Print out the material that follows word for word.

######

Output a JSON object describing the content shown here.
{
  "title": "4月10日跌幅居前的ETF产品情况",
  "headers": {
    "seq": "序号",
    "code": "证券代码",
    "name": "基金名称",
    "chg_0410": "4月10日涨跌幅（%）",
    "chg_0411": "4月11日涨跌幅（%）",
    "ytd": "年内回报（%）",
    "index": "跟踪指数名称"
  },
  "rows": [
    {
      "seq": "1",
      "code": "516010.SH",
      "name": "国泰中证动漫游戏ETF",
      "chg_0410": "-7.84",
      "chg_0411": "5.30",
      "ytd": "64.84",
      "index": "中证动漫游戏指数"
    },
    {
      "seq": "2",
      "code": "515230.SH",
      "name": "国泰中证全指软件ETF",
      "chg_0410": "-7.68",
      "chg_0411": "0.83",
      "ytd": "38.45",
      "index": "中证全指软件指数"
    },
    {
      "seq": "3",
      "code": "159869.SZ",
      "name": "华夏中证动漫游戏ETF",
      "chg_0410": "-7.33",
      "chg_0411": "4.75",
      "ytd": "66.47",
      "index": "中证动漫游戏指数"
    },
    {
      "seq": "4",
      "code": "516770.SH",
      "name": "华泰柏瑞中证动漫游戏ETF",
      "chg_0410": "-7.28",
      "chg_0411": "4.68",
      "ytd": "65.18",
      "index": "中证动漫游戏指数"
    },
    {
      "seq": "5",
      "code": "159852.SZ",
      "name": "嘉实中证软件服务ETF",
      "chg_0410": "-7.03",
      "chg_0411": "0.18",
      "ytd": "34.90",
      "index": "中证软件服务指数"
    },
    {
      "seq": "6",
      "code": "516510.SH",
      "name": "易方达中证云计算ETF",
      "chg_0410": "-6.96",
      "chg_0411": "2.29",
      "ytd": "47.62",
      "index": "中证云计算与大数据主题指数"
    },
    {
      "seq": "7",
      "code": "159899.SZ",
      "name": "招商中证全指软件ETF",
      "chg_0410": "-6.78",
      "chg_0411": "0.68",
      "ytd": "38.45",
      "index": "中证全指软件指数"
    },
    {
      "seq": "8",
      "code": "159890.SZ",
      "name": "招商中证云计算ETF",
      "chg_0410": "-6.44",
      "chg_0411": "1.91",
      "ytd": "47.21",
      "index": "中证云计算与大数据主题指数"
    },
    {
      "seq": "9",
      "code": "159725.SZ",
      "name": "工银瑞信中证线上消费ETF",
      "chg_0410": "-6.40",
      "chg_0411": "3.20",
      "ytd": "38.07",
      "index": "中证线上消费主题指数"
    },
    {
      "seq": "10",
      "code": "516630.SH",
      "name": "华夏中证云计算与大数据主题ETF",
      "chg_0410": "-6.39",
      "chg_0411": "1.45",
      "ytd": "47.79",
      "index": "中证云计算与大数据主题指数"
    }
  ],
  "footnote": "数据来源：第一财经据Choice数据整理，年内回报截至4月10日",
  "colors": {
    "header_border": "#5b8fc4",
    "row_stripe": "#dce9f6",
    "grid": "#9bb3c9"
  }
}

######

■ Answer for this exercise:
Output a JSON object describing the content shown here.
{
  "title": "4月10日跌幅居前的ETF产品情况",
  "headers": {
    "seq": "序号",
    "code": "证券代码",
    "name": "基金名称",
    "chg_0410": "4月10日涨跌幅（%）",
    "chg_0411": "4月11日涨跌幅（%）",
    "ytd": "年内回报（%）",
    "index": "跟踪指数名称"
  },
  "rows": [
    {
      "seq": "1",
      "code": "516010.SH",
      "name": "国泰中证动漫游戏ETF",
      "chg_0410": "-7.84",
      "chg_0411": "5.30",
      "ytd": "64.84",
      "index": "中证动漫游戏指数"
    },
    {
      "seq": "2",
      "code": "515230.SH",
      "name": "国泰中证全指软件ETF",
      "chg_0410": "-7.68",
      "chg_0411": "0.83",
      "ytd": "38.45",
      "index": "中证全指软件指数"
    },
    {
      "seq": "3",
      "code": "159869.SZ",
      "name": "华夏中证动漫游戏ETF",
      "chg_0410": "-7.33",
      "chg_0411": "4.75",
      "ytd": "66.47",
      "index": "中证动漫游戏指数"
    },
    {
      "seq": "4",
      "code": "516770.SH",
      "name": "华泰柏瑞中证动漫游戏ETF",
      "chg_0410": "-7.28",
      "chg_0411": "4.68",
      "ytd": "65.18",
      "index": "中证动漫游戏指数"
    },
    {
      "seq": "5",
      "code": "159852.SZ",
      "name": "嘉实中证软件服务ETF",
      "chg_0410": "-7.03",
      "chg_0411": "0.18",
      "ytd": "34.90",
      "index": "中证软件服务指数"
    },
    {
      "seq": "6",
      "code": "516510.SH",
      "name": "易方达中证云计算ETF",
      "chg_0410": "-6.96",
      "chg_0411": "2.29",
      "ytd": "47.62",
      "index": "中证云计算与大数据主题指数"
    },
    {
      "seq": "7",
      "code": "159899.SZ",
      "name": "招商中证全指软件ETF",
      "chg_0410": "-6.78",
      "chg_0411": "0.68",
      "ytd": "38.45",
      "index": "中证全指软件指数"
    },
    {
      "seq": "8",
      "code": "159890.SZ",
      "name": "招商中证云计算ETF",
      "chg_0410": "-6.44",
      "chg_0411": "1.91",
      "ytd": "47.21",
      "index": "中证云计算与大数据主题指数"
    },
    {
      "seq": "9",
      "code": "159725.SZ",
      "name": "工银瑞信中证线上消费ETF",
      "chg_0410": "-6.40",
      "chg_0411": "3.20",
      "ytd": "38.07",
      "index": "中证线上消费主题指数"
    },
    {
      "seq": "10",
      "code": "516630.SH",
      "name": "华夏中证云计算与大数据主题ETF",
      "chg_0410": "-6.39",
      "chg_0411": "1.45",
      "ytd": "47.79",
      "index": "中证云计算与大数据主题指数"
    }
  ],
  "footnote": "数据来源：第一财经据Choice数据整理，年内回报截至4月10日",
  "colors": {
    "header_border": "#5b8fc4",
    "row_stripe": "#dce9f6",
    "grid": "#9bb3c9"
  }
}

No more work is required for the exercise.